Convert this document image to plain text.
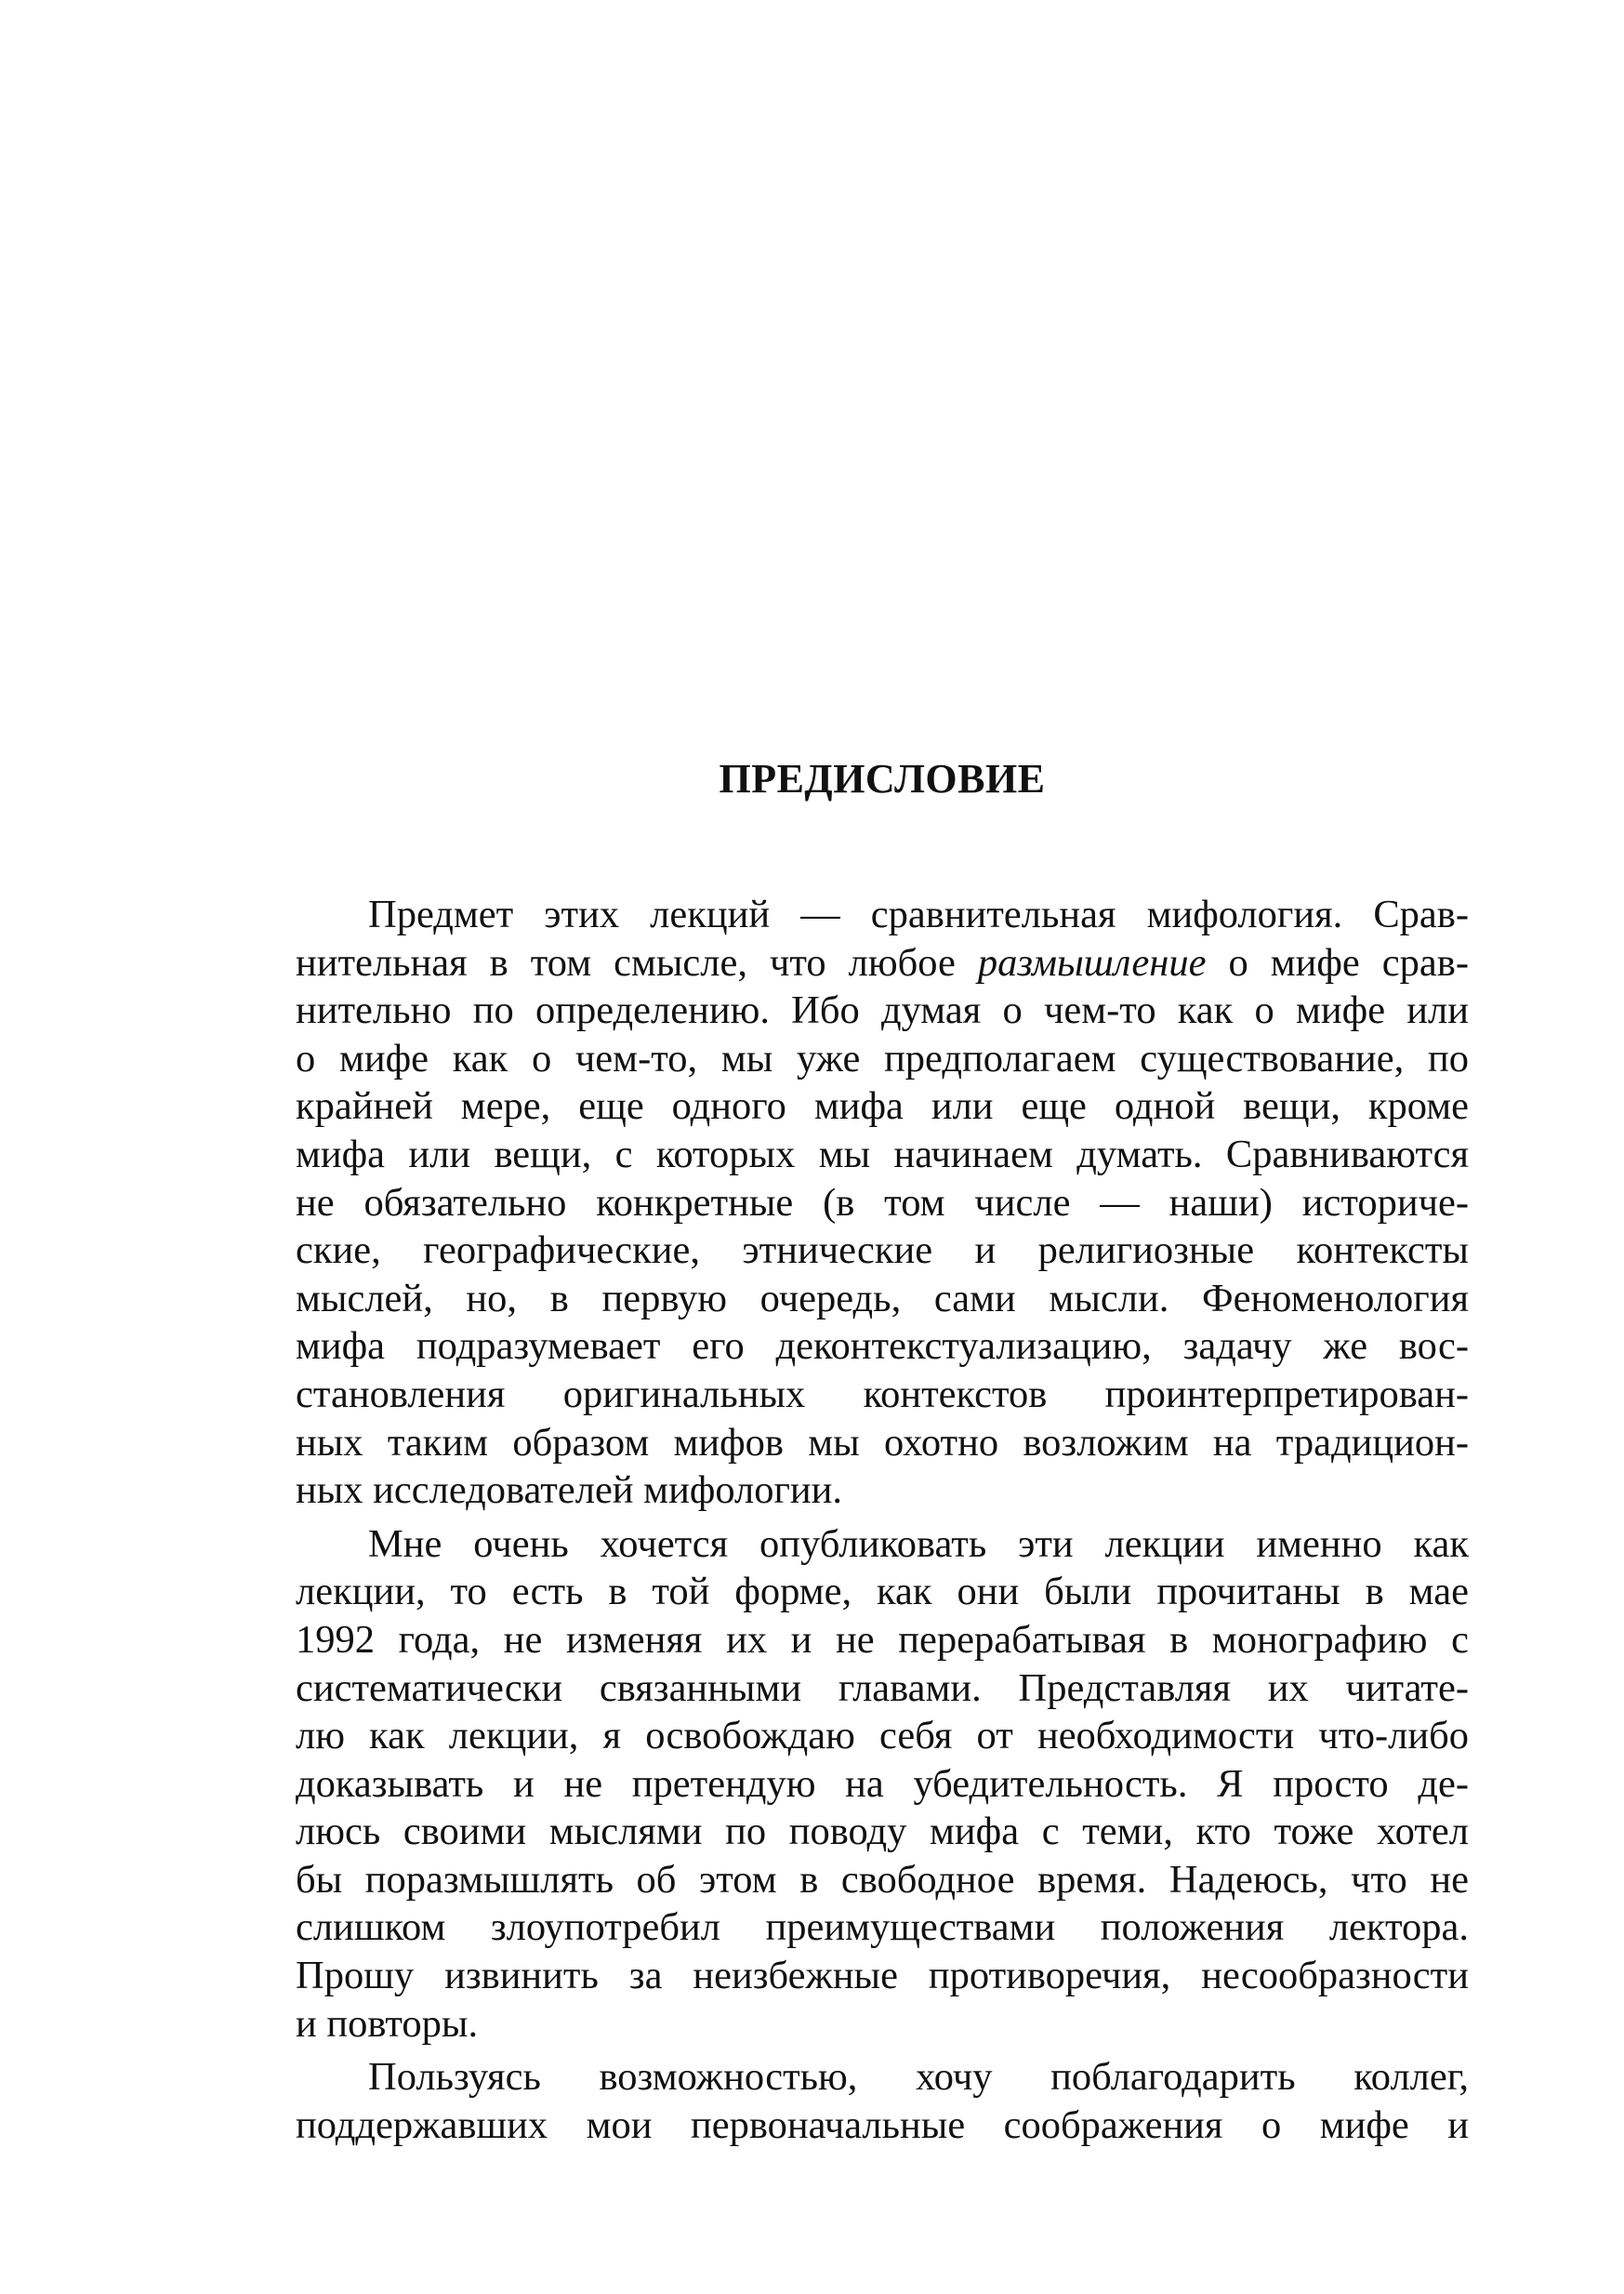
ПРЕДИСЛОВИЕ
Предмет этих лекций — сравнительная мифология. Срав-
нительная в том смысле, что любое размышление о мифе срав-
нительно по определению. Ибо думая о чем-то как о мифе или
о мифе как о чем-то, мы уже предполагаем существование, по
крайней мере, еще одного мифа или еще одной вещи, кроме
мифа или вещи, с которых мы начинаем думать. Сравниваются
не обязательно конкретные (в том числе — наши) историче-
ские, географические, этнические и религиозные контексты
мыслей, но, в первую очередь, сами мысли. Феноменология
мифа подразумевает его деконтекстуализацию, задачу же вос-
становления оригинальных контекстов проинтерпретирован-
ных таким образом мифов мы охотно возложим на традицион-
ных исследователей мифологии.
Мне очень хочется опубликовать эти лекции именно как
лекции, то есть в той форме, как они были прочитаны в мае
1992 года, не изменяя их и не перерабатывая в монографию с
систематически связанными главами. Представляя их читате-
лю как лекции, я освобождаю себя от необходимости что-либо
доказывать и не претендую на убедительность. Я просто де-
люсь своими мыслями по поводу мифа с теми, кто тоже хотел
бы поразмышлять об этом в свободное время. Надеюсь, что не
слишком злоупотребил преимуществами положения лектора.
Прошу извинить за неизбежные противоречия, несообразности
и повторы.
Пользуясь возможностью, хочу поблагодарить коллег,
поддержавших мои первоначальные соображения о мифе и
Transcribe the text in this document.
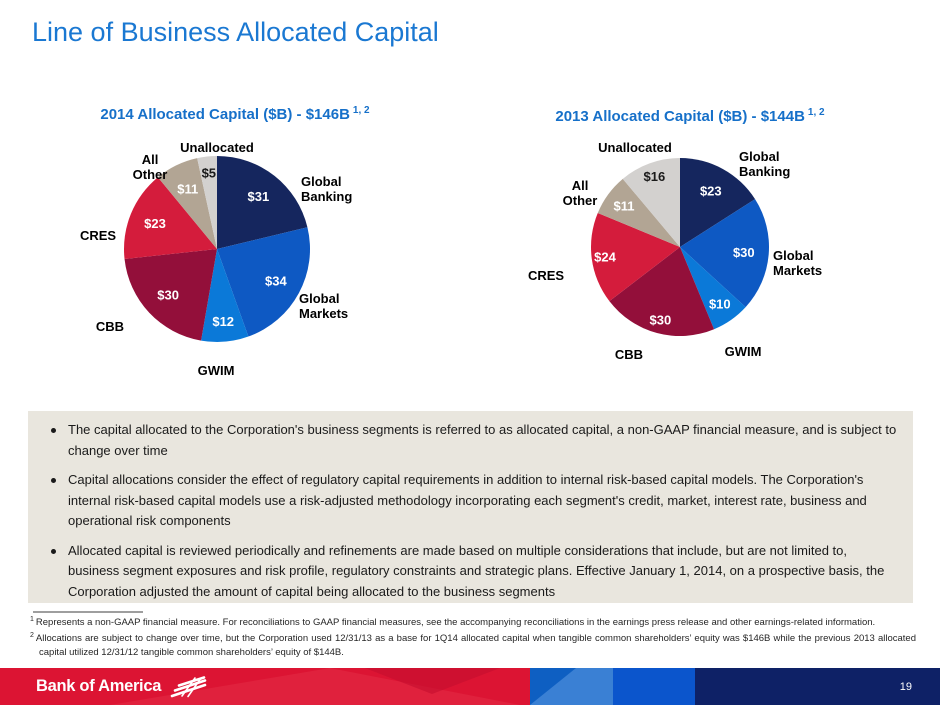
Line of Business Allocated Capital
2014 Allocated Capital ($B) - $146B $^{1, 2}$	2013 Allocated Capital ($B) - $144B $^{1, 2}$
$31
Global Banking
$34
Global Markets
$12
GWIM
$30
CBB
$23
CRES
$11
All Other	$5
Unallocated
$23
Global Banking
$30 Global Markets
$10
GWIM
$30
CBB
$24
CRES
$11
All Other
$16
Unallocated
The capital allocated to the Corporation's business segments is referred to as allocated capital, a non-GAAP financial measure, and is subject to change over time
Capital allocations consider the effect of regulatory capital requirements in addition to internal risk-based capital models. The Corporation's internal risk-based capital models use a risk-adjusted methodology incorporating each segment's credit, market, interest rate, business and operational risk components
Allocated capital is reviewed periodically and refinements are made based on multiple considerations that include, but are not limited to, business segment exposures and risk profile, regulatory constraints and strategic plans. Effective January 1, 2014, on a prospective basis, the Corporation adjusted the amount of capital being allocated to the business segments

$^1$ Represents a non-GAAP financial measure. For reconciliations to GAAP financial measures, see the accompanying reconciliations in the earnings press release and other earnings-related information.

$^2$ Allocations are subject to change over time, but the Corporation used 12/31/13 as a base for 1Q14 allocated capital when tangible common shareholders’ equity was $146B while the previous 2013 allocated capital utilized 12/31/12 tangible common shareholders’ equity of $144B.

Bank of America	19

### What you are asked to do
Set the entries down again exactly. Do not include the images.

### Expected output
Convert this document image to plain text.
ПРЕДИСЛОВИЕ
Предмет этих лекций — сравнительная мифология. Срав-
нительная в том смысле, что любое размышление о мифе срав-
нительно по определению. Ибо думая о чем-то как о мифе или
о мифе как о чем-то, мы уже предполагаем существование, по
крайней мере, еще одного мифа или еще одной вещи, кроме
мифа или вещи, с которых мы начинаем думать. Сравниваются
не обязательно конкретные (в том числе — наши) историче-
ские, географические, этнические и религиозные контексты
мыслей, но, в первую очередь, сами мысли. Феноменология
мифа подразумевает его деконтекстуализацию, задачу же вос-
становления оригинальных контекстов проинтерпретирован-
ных таким образом мифов мы охотно возложим на традицион-
ных исследователей мифологии.
Мне очень хочется опубликовать эти лекции именно как
лекции, то есть в той форме, как они были прочитаны в мае
1992 года, не изменяя их и не перерабатывая в монографию с
систематически связанными главами. Представляя их читате-
лю как лекции, я освобождаю себя от необходимости что-либо
доказывать и не претендую на убедительность. Я просто де-
люсь своими мыслями по поводу мифа с теми, кто тоже хотел
бы поразмышлять об этом в свободное время. Надеюсь, что не
слишком злоупотребил преимуществами положения лектора.
Прошу извинить за неизбежные противоречия, несообразности
и повторы.
Пользуясь возможностью, хочу поблагодарить коллег,
поддержавших мои первоначальные соображения о мифе и
Transcribe the text in this document.
Line of Business Allocated Capital
2014 Allocated Capital ($B) - $146B $^{1, 2}$	2013 Allocated Capital ($B) - $144B $^{1, 2}$
$31
Global Banking
$34
Global Markets
$12
GWIM
$30
CBB
$23
CRES
$11
All Other	$5
Unallocated
$23
Global Banking
$30 Global Markets
$10
GWIM
$30
CBB
$24
CRES
$11
All Other
$16
Unallocated
The capital allocated to the Corporation's business segments is referred to as allocated capital, a non-GAAP financial measure, and is subject to change over time
Capital allocations consider the effect of regulatory capital requirements in addition to internal risk-based capital models. The Corporation's internal risk-based capital models use a risk-adjusted methodology incorporating each segment's credit, market, interest rate, business and operational risk components
Allocated capital is reviewed periodically and refinements are made based on multiple considerations that include, but are not limited to, business segment exposures and risk profile, regulatory constraints and strategic plans. Effective January 1, 2014, on a prospective basis, the Corporation adjusted the amount of capital being allocated to the business segments

$^1$ Represents a non-GAAP financial measure. For reconciliations to GAAP financial measures, see the accompanying reconciliations in the earnings press release and other earnings-related information.

$^2$ Allocations are subject to change over time, but the Corporation used 12/31/13 as a base for 1Q14 allocated capital when tangible common shareholders’ equity was $146B while the previous 2013 allocated capital utilized 12/31/12 tangible common shareholders’ equity of $144B.

Bank of America	19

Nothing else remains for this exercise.